> [Set problem] Wherever "JSONObject" appears in a line, copy that line.
++++ Provided material
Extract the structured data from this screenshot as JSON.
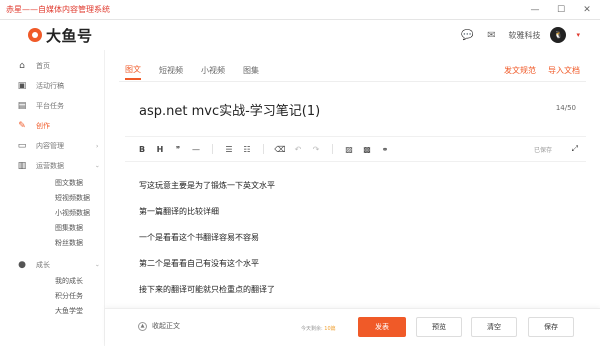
{
  "window": {
    "title": "赤星——自媒体内容管理系统",
    "min": "—",
    "max": "☐",
    "close": "✕"
  },
  "header": {
    "logo_text": "大鱼号",
    "username": "软雅科技",
    "avatar_text": "🐧",
    "caret": "▾",
    "chat_icon": "💬",
    "mail_icon": "✉"
  },
  "sidebar": {
    "items": [
      {
        "label": "首页",
        "icon": "⌂"
      },
      {
        "label": "活动行稿",
        "icon": "▣"
      },
      {
        "label": "平台任务",
        "icon": "▤"
      },
      {
        "label": "创作",
        "icon": "✎"
      },
      {
        "label": "内容管理",
        "icon": "▭"
      },
      {
        "label": "运营数据",
        "icon": "▥"
      },
      {
        "label": "成长",
        "icon": "●"
      }
    ],
    "data_sub": [
      "图文数据",
      "短视频数据",
      "小视频数据",
      "图集数据",
      "粉丝数据"
    ],
    "growth_sub": [
      "我的成长",
      "积分任务",
      "大鱼学堂"
    ],
    "arrow": "›"
  },
  "tabs": {
    "items": [
      "图文",
      "短视频",
      "小视频",
      "图集"
    ],
    "links": [
      "发文规范",
      "导入文档"
    ]
  },
  "editor": {
    "title": "asp.net mvc实战-学习笔记(1)",
    "counter": "14/50",
    "saved": "已保存",
    "expand": "⤢",
    "toolbar": {
      "bold": "B",
      "heading": "H",
      "quote": "❞",
      "hr": "—",
      "ol": "☰",
      "ul": "☷",
      "eraser": "⌫",
      "undo": "↶",
      "redo": "↷",
      "image": "▨",
      "video": "▩",
      "link": "⚭"
    },
    "paragraphs": [
      "写这玩意主要是为了锻炼一下英文水平",
      "第一篇翻译的比较详细",
      "一个是看看这个书翻译容易不容易",
      "第二个是看看自己有没有这个水平",
      "接下来的翻译可能就只检重点的翻译了"
    ]
  },
  "bottom": {
    "collapse": "收起正文",
    "collapse_icon": "▲",
    "words_prefix": "今天剩余:",
    "words_count": "10篇",
    "publish": "发表",
    "preview": "预览",
    "clear": "清空",
    "save": "保存"
  },
  "colors": {
    "accent": "#f05a28",
    "title_red": "#e03a2e"
  }
}
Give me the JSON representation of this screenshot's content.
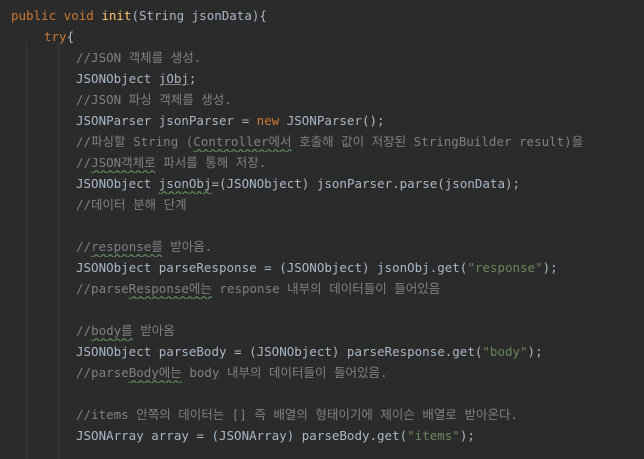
{
  "code": {
    "lines": [
      {
        "kw1": "public void",
        "fn": "init",
        "rest": "(String jsonData){"
      },
      {
        "kw": "try",
        "rest": "{"
      },
      {
        "comment": "//JSON 객체를 생성."
      },
      {
        "type": "JSONObject ",
        "var": "jObj",
        "end": ";"
      },
      {
        "comment": "//JSON 파싱 객체를 생성."
      },
      {
        "a": "JSONParser jsonParser = ",
        "kw": "new",
        "b": " JSONParser();"
      },
      {
        "c1": "//파싱할 String (",
        "c2": "Controller에서",
        "c3": " 호출해 값이 저장된 StringBuilder result)을"
      },
      {
        "c1": "//",
        "c2": "JSON객체로",
        "c3": " 파서를 통해 저장."
      },
      {
        "a": "JSONObject ",
        "b": "jsonObj",
        "c": "=(JSONObject) jsonParser.parse(jsonData);"
      },
      {
        "comment": "//데이터 분해 단계"
      },
      {},
      {
        "c1": "//",
        "c2": "response를",
        "c3": " 받아옴."
      },
      {
        "a": "JSONObject parseResponse = (JSONObject) jsonObj.get(",
        "s": "\"response\"",
        "b": ");"
      },
      {
        "c1": "//parse",
        "c2": "Response에는",
        "c3": " response 내부의 데이터들이 들어있음"
      },
      {},
      {
        "c1": "//",
        "c2": "body를",
        "c3": " 받아옴"
      },
      {
        "a": "JSONObject parseBody = (JSONObject) parseResponse.get(",
        "s": "\"body\"",
        "b": ");"
      },
      {
        "c1": "//parse",
        "c2": "Body에는",
        "c3": " body 내부의 데이터들이 들어있음."
      },
      {},
      {
        "comment": "//items 안쪽의 데이터는 [] 즉 배열의 형태이기에 제이슨 배열로 받아온다."
      },
      {
        "a": "JSONArray array = (JSONArray) parseBody.get(",
        "s": "\"items\"",
        "b": ");"
      }
    ]
  },
  "colors": {
    "background": "#2b2b2b",
    "text": "#a9b7c6",
    "keyword": "#cc7832",
    "function": "#ffc66d",
    "string": "#6a8759",
    "comment": "#808080"
  }
}
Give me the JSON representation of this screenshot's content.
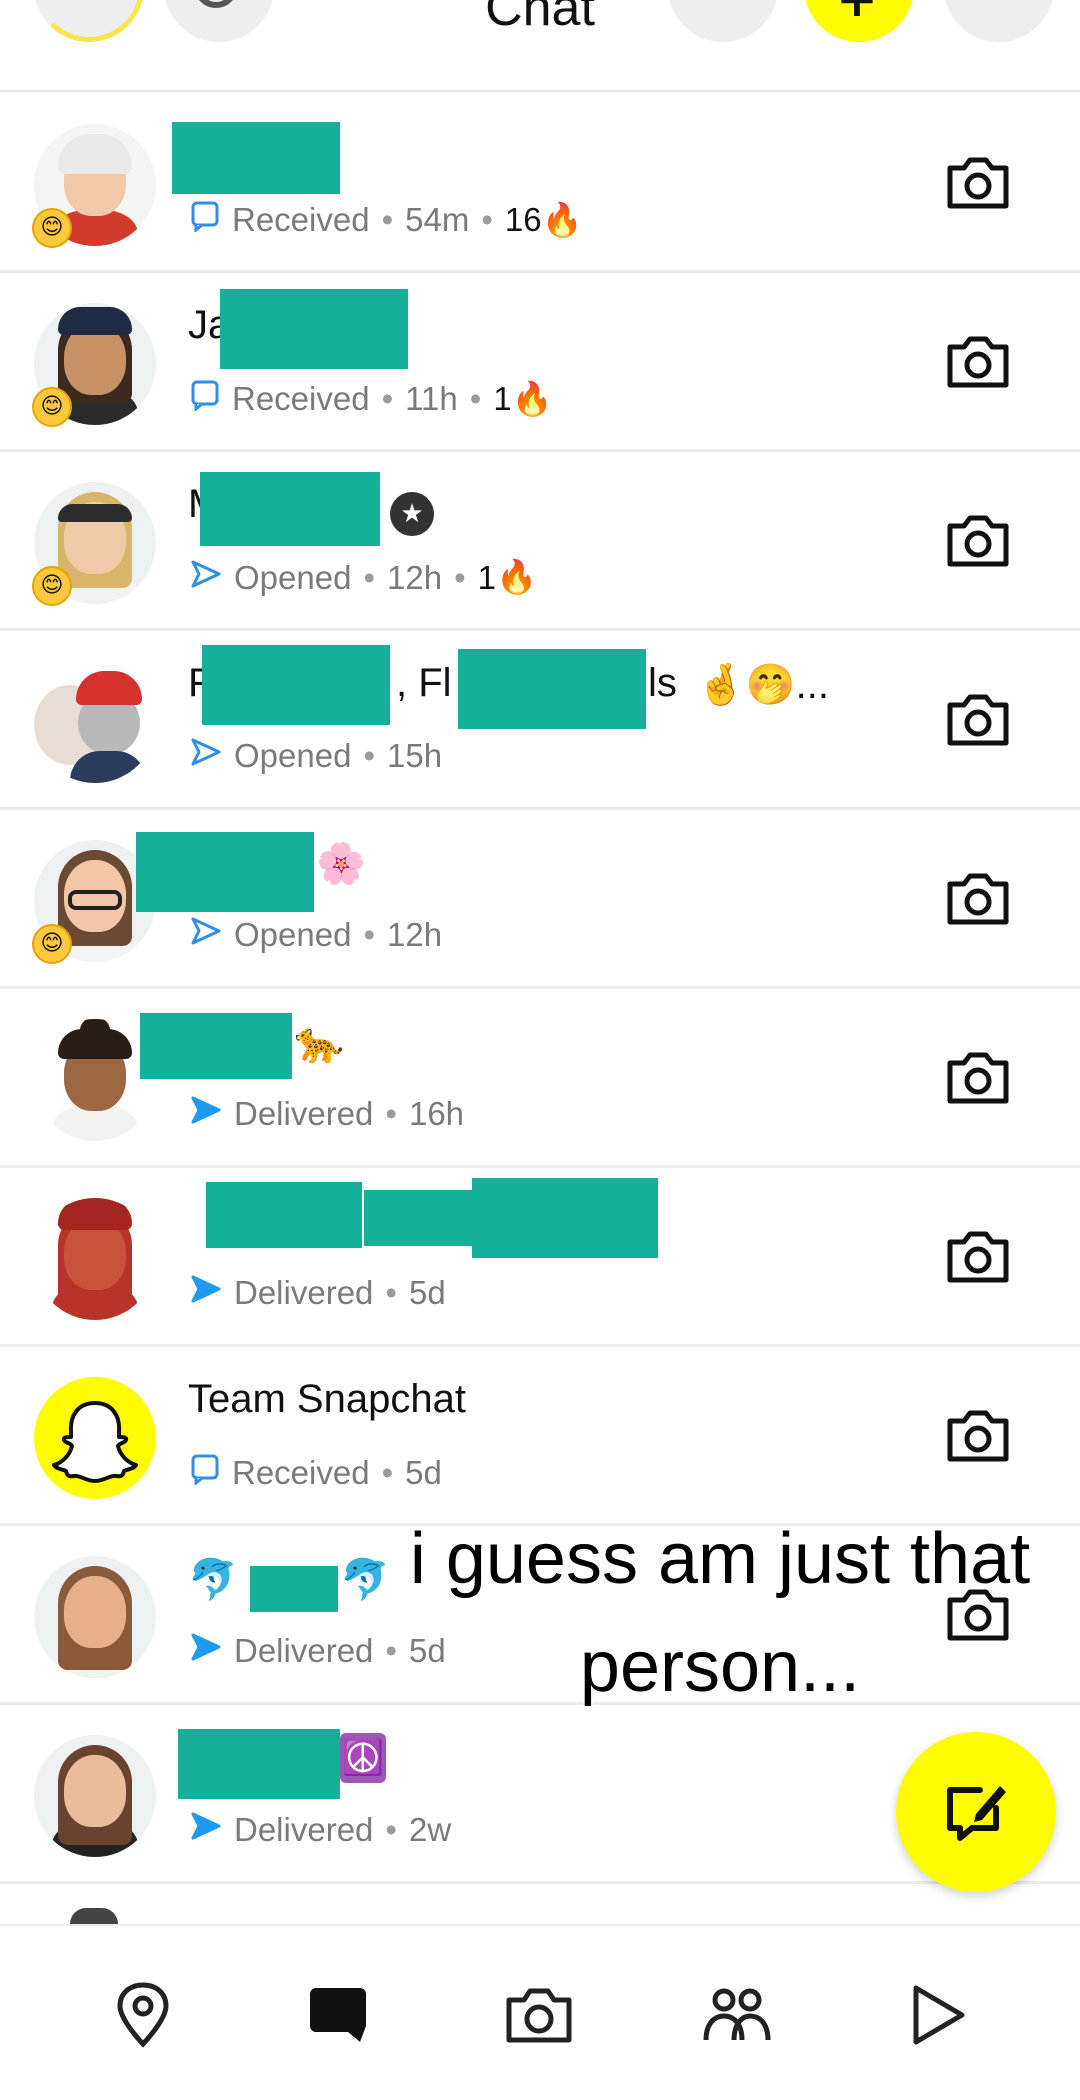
{
  "header": {
    "title": "Chat",
    "add_glyph": "+"
  },
  "chats": [
    {
      "name": "",
      "name_suffix": "",
      "status": "Received",
      "status_icon": "chat-outline-icon",
      "time": "54m",
      "streak": "16",
      "streak_emoji": "🔥",
      "mood": "😊"
    },
    {
      "name": "Ja",
      "name_suffix": "",
      "status": "Received",
      "status_icon": "chat-outline-icon",
      "time": "11h",
      "streak": "1",
      "streak_emoji": "🔥",
      "mood": "😊"
    },
    {
      "name": "M",
      "name_suffix": "",
      "status": "Opened",
      "status_icon": "arrow-outline-icon",
      "time": "12h",
      "streak": "1",
      "streak_emoji": "🔥",
      "mood": "😊"
    },
    {
      "name": "F",
      "name_mid": ", Fl",
      "name_tail": "ls",
      "name_suffix": "🤞🤭...",
      "status": "Opened",
      "status_icon": "arrow-outline-icon",
      "time": "15h",
      "streak": "",
      "streak_emoji": "",
      "mood": ""
    },
    {
      "name": "",
      "name_suffix": "🌸",
      "status": "Opened",
      "status_icon": "arrow-outline-icon",
      "time": "12h",
      "streak": "",
      "streak_emoji": "",
      "mood": "😊"
    },
    {
      "name": "",
      "name_suffix": "🐆",
      "status": "Delivered",
      "status_icon": "arrow-filled-icon",
      "time": "16h",
      "streak": "",
      "streak_emoji": "",
      "mood": ""
    },
    {
      "name": "",
      "name_suffix": "",
      "status": "Delivered",
      "status_icon": "arrow-filled-icon",
      "time": "5d",
      "streak": "",
      "streak_emoji": "",
      "mood": ""
    },
    {
      "name": "Team Snapchat",
      "name_suffix": "",
      "status": "Received",
      "status_icon": "chat-outline-icon",
      "time": "5d",
      "streak": "",
      "streak_emoji": "",
      "mood": ""
    },
    {
      "name": "🐬",
      "name_suffix": "🐬",
      "status": "Delivered",
      "status_icon": "arrow-filled-icon",
      "time": "5d",
      "streak": "",
      "streak_emoji": "",
      "mood": ""
    },
    {
      "name": "",
      "name_suffix": "☮️",
      "status": "Delivered",
      "status_icon": "arrow-filled-icon",
      "time": "2w",
      "streak": "",
      "streak_emoji": "",
      "mood": ""
    }
  ],
  "caption": {
    "line1": "i guess am just that",
    "line2": "person..."
  },
  "colors": {
    "brand_yellow": "#fffc00",
    "redaction": "#16b09a",
    "sent_blue": "#1e9bf0",
    "received_blue": "#2f8fe6"
  },
  "nav": [
    "map-icon",
    "chat-icon",
    "camera-icon",
    "friends-icon",
    "stories-icon"
  ]
}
++++++++
> [Response]
        "type": "JSONObject ",
        "a": "JSONObject ",
        "c": "=(JSONObject) jsonParser.parse(jsonData);"
        "a": "JSONObject parseResponse = (JSONObject) jsonObj.get(",
        "a": "JSONObject parseBody = (JSONObject) parseResponse.get(",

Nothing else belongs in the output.